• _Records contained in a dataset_
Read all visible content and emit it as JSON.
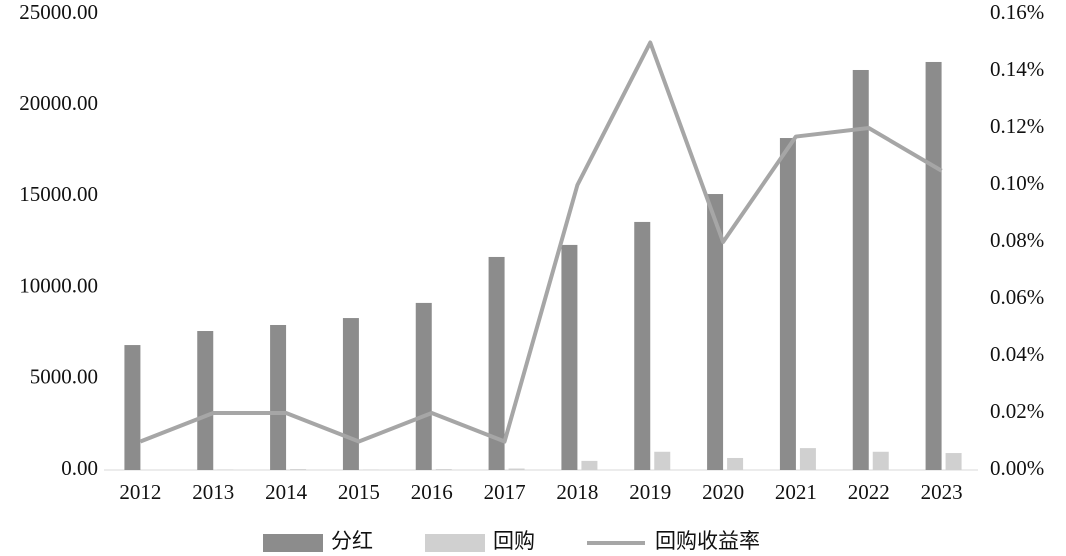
{
  "chart_data": {
    "type": "bar",
    "categories": [
      "2012",
      "2013",
      "2014",
      "2015",
      "2016",
      "2017",
      "2018",
      "2019",
      "2020",
      "2021",
      "2022",
      "2023"
    ],
    "series": [
      {
        "name": "分红",
        "type": "bar",
        "color": "#8c8c8c",
        "values": [
          6850,
          7620,
          7950,
          8330,
          9160,
          11680,
          12340,
          13600,
          15130,
          18200,
          21930,
          22370
        ]
      },
      {
        "name": "回购",
        "type": "bar",
        "color": "#d0d0d0",
        "values": [
          0,
          30,
          50,
          20,
          50,
          80,
          500,
          1000,
          660,
          1200,
          1000,
          930
        ]
      },
      {
        "name": "回购收益率",
        "type": "line",
        "axis": "y2",
        "color": "#a6a6a6",
        "values": [
          0.01,
          0.02,
          0.02,
          0.01,
          0.02,
          0.01,
          0.1,
          0.15,
          0.08,
          0.117,
          0.12,
          0.105
        ]
      }
    ],
    "ylim": [
      0,
      25000
    ],
    "yticks": [
      {
        "value": 0,
        "label": "0.00"
      },
      {
        "value": 5000,
        "label": "5000.00"
      },
      {
        "value": 10000,
        "label": "10000.00"
      },
      {
        "value": 15000,
        "label": "15000.00"
      },
      {
        "value": 20000,
        "label": "20000.00"
      },
      {
        "value": 25000,
        "label": "25000.00"
      }
    ],
    "y2lim": [
      0,
      0.16
    ],
    "y2ticks": [
      {
        "value": 0,
        "label": "0.00%"
      },
      {
        "value": 0.02,
        "label": "0.02%"
      },
      {
        "value": 0.04,
        "label": "0.04%"
      },
      {
        "value": 0.06,
        "label": "0.06%"
      },
      {
        "value": 0.08,
        "label": "0.08%"
      },
      {
        "value": 0.1,
        "label": "0.10%"
      },
      {
        "value": 0.12,
        "label": "0.12%"
      },
      {
        "value": 0.14,
        "label": "0.14%"
      },
      {
        "value": 0.16,
        "label": "0.16%"
      }
    ],
    "legend": "bottom"
  }
}
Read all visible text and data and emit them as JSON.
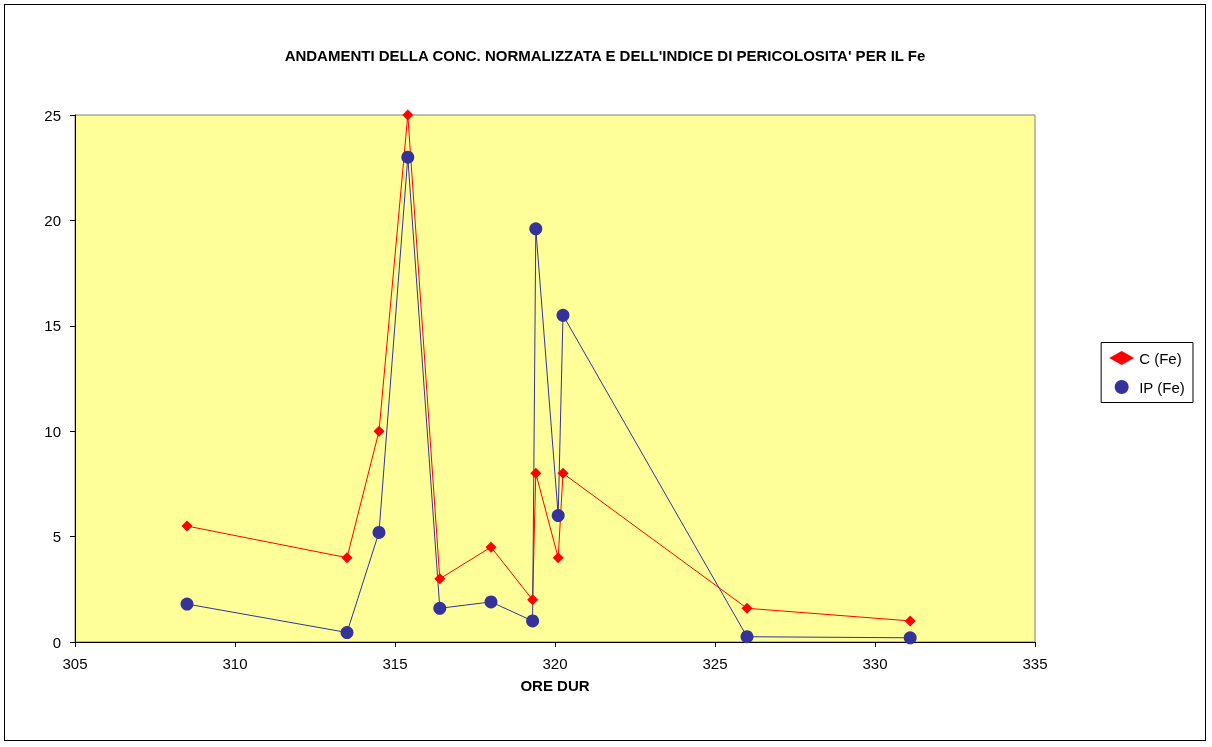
{
  "chart_data": {
    "type": "line",
    "title": "ANDAMENTI DELLA CONC. NORMALIZZATA E DELL'INDICE DI PERICOLOSITA' PER IL Fe",
    "xlabel": "ORE DUR",
    "xlim": [
      305,
      335
    ],
    "xticks": [
      305,
      310,
      315,
      320,
      325,
      330,
      335
    ],
    "ylim": [
      0,
      25
    ],
    "yticks": [
      0,
      5,
      10,
      15,
      20,
      25
    ],
    "grid": false,
    "legend": "right",
    "series": [
      {
        "name": "C (Fe)",
        "color": "#ff0000",
        "marker": "diamond",
        "x": [
          308.5,
          313.5,
          314.5,
          315.4,
          316.4,
          318,
          319.3,
          319.4,
          320.1,
          320.25,
          326,
          331.1
        ],
        "values": [
          5.5,
          4,
          10,
          25,
          3,
          4.5,
          2,
          8,
          4,
          8,
          1.6,
          1
        ]
      },
      {
        "name": "IP (Fe)",
        "color": "#333399",
        "marker": "circle",
        "x": [
          308.5,
          313.5,
          314.5,
          315.4,
          316.4,
          318,
          319.3,
          319.4,
          320.1,
          320.25,
          326,
          331.1
        ],
        "values": [
          1.8,
          0.45,
          5.2,
          23,
          1.6,
          1.9,
          1,
          19.6,
          6,
          15.5,
          0.25,
          0.2
        ]
      }
    ]
  }
}
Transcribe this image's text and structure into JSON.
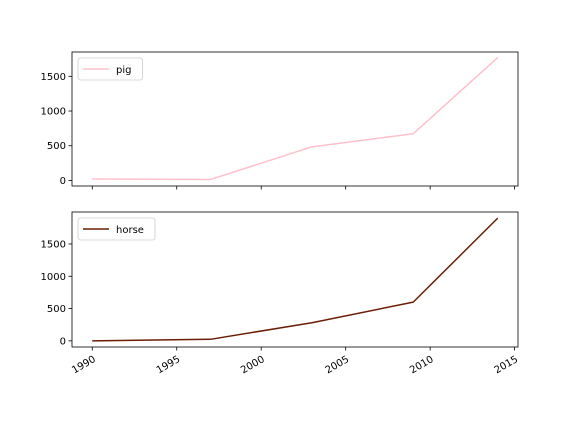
{
  "chart_data": {
    "type": "line",
    "x_ticks": [
      1990,
      1995,
      2000,
      2005,
      2010,
      2015
    ],
    "xlim": [
      1988.8,
      2015.2
    ],
    "subplots": [
      {
        "series": [
          {
            "name": "pig",
            "color": "#ffc0cb",
            "x": [
              1990,
              1997,
              2003,
              2009,
              2014
            ],
            "y": [
              20,
              14,
              484,
              673,
              1770
            ]
          }
        ],
        "ylim": [
          -80,
          1850
        ],
        "y_ticks": [
          0,
          500,
          1000,
          1500
        ],
        "legend_position": "upper-left",
        "grid": false
      },
      {
        "series": [
          {
            "name": "horse",
            "color": "#6b1e05",
            "x": [
              1990,
              1997,
              2003,
              2009,
              2014
            ],
            "y": [
              0,
              24,
              281,
              600,
              1900
            ]
          }
        ],
        "ylim": [
          -95,
          1995
        ],
        "y_ticks": [
          0,
          500,
          1000,
          1500
        ],
        "legend_position": "upper-left",
        "grid": false
      }
    ]
  }
}
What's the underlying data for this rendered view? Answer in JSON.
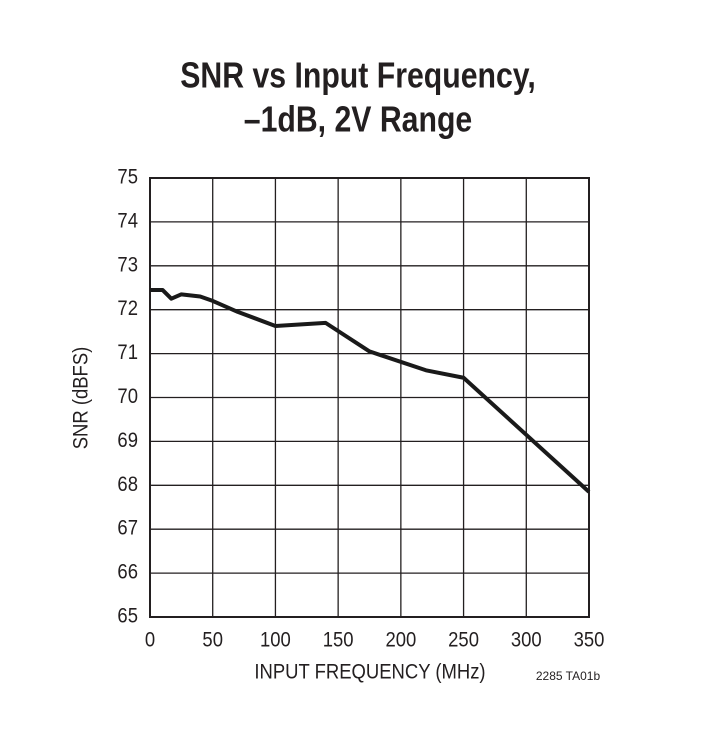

• _WHAT YOU ARE ASKED TO DO_
Copy the records word for word, leaving no picture in the copy.

• _COMPLETE OUTPUT_
Read all visible content and emit it as JSON.
{
  "chart_data": {
    "type": "bar",
    "categories": [
      "2012",
      "2013",
      "2014",
      "2015",
      "2016",
      "2017",
      "2018",
      "2019",
      "2020",
      "2021",
      "2022",
      "2023"
    ],
    "series": [
      {
        "name": "分红",
        "type": "bar",
        "color": "#8c8c8c",
        "values": [
          6850,
          7620,
          7950,
          8330,
          9160,
          11680,
          12340,
          13600,
          15130,
          18200,
          21930,
          22370
        ]
      },
      {
        "name": "回购",
        "type": "bar",
        "color": "#d0d0d0",
        "values": [
          0,
          30,
          50,
          20,
          50,
          80,
          500,
          1000,
          660,
          1200,
          1000,
          930
        ]
      },
      {
        "name": "回购收益率",
        "type": "line",
        "axis": "y2",
        "color": "#a6a6a6",
        "values": [
          0.01,
          0.02,
          0.02,
          0.01,
          0.02,
          0.01,
          0.1,
          0.15,
          0.08,
          0.117,
          0.12,
          0.105
        ]
      }
    ],
    "ylim": [
      0,
      25000
    ],
    "yticks": [
      {
        "value": 0,
        "label": "0.00"
      },
      {
        "value": 5000,
        "label": "5000.00"
      },
      {
        "value": 10000,
        "label": "10000.00"
      },
      {
        "value": 15000,
        "label": "15000.00"
      },
      {
        "value": 20000,
        "label": "20000.00"
      },
      {
        "value": 25000,
        "label": "25000.00"
      }
    ],
    "y2lim": [
      0,
      0.16
    ],
    "y2ticks": [
      {
        "value": 0,
        "label": "0.00%"
      },
      {
        "value": 0.02,
        "label": "0.02%"
      },
      {
        "value": 0.04,
        "label": "0.04%"
      },
      {
        "value": 0.06,
        "label": "0.06%"
      },
      {
        "value": 0.08,
        "label": "0.08%"
      },
      {
        "value": 0.1,
        "label": "0.10%"
      },
      {
        "value": 0.12,
        "label": "0.12%"
      },
      {
        "value": 0.14,
        "label": "0.14%"
      },
      {
        "value": 0.16,
        "label": "0.16%"
      }
    ],
    "legend": "bottom"
  }
}
Read all visible text and data and emit them as JSON.
{
  "chart_data": {
    "type": "line",
    "title": "ANDAMENTI DELLA CONC. NORMALIZZATA E DELL'INDICE DI PERICOLOSITA' PER IL Fe",
    "xlabel": "ORE DUR",
    "xlim": [
      305,
      335
    ],
    "xticks": [
      305,
      310,
      315,
      320,
      325,
      330,
      335
    ],
    "ylim": [
      0,
      25
    ],
    "yticks": [
      0,
      5,
      10,
      15,
      20,
      25
    ],
    "grid": false,
    "legend": "right",
    "series": [
      {
        "name": "C (Fe)",
        "color": "#ff0000",
        "marker": "diamond",
        "x": [
          308.5,
          313.5,
          314.5,
          315.4,
          316.4,
          318,
          319.3,
          319.4,
          320.1,
          320.25,
          326,
          331.1
        ],
        "values": [
          5.5,
          4,
          10,
          25,
          3,
          4.5,
          2,
          8,
          4,
          8,
          1.6,
          1
        ]
      },
      {
        "name": "IP (Fe)",
        "color": "#333399",
        "marker": "circle",
        "x": [
          308.5,
          313.5,
          314.5,
          315.4,
          316.4,
          318,
          319.3,
          319.4,
          320.1,
          320.25,
          326,
          331.1
        ],
        "values": [
          1.8,
          0.45,
          5.2,
          23,
          1.6,
          1.9,
          1,
          19.6,
          6,
          15.5,
          0.25,
          0.2
        ]
      }
    ]
  }
}
Transcribe this image's text and structure into JSON.
{
  "chart_data": {
    "type": "line",
    "x_ticks": [
      1990,
      1995,
      2000,
      2005,
      2010,
      2015
    ],
    "xlim": [
      1988.8,
      2015.2
    ],
    "subplots": [
      {
        "series": [
          {
            "name": "pig",
            "color": "#ffc0cb",
            "x": [
              1990,
              1997,
              2003,
              2009,
              2014
            ],
            "y": [
              20,
              14,
              484,
              673,
              1770
            ]
          }
        ],
        "ylim": [
          -80,
          1850
        ],
        "y_ticks": [
          0,
          500,
          1000,
          1500
        ],
        "legend_position": "upper-left",
        "grid": false
      },
      {
        "series": [
          {
            "name": "horse",
            "color": "#6b1e05",
            "x": [
              1990,
              1997,
              2003,
              2009,
              2014
            ],
            "y": [
              0,
              24,
              281,
              600,
              1900
            ]
          }
        ],
        "ylim": [
          -95,
          1995
        ],
        "y_ticks": [
          0,
          500,
          1000,
          1500
        ],
        "legend_position": "upper-left",
        "grid": false
      }
    ]
  }
}
What's the underlying data for this rendered view? Answer in JSON.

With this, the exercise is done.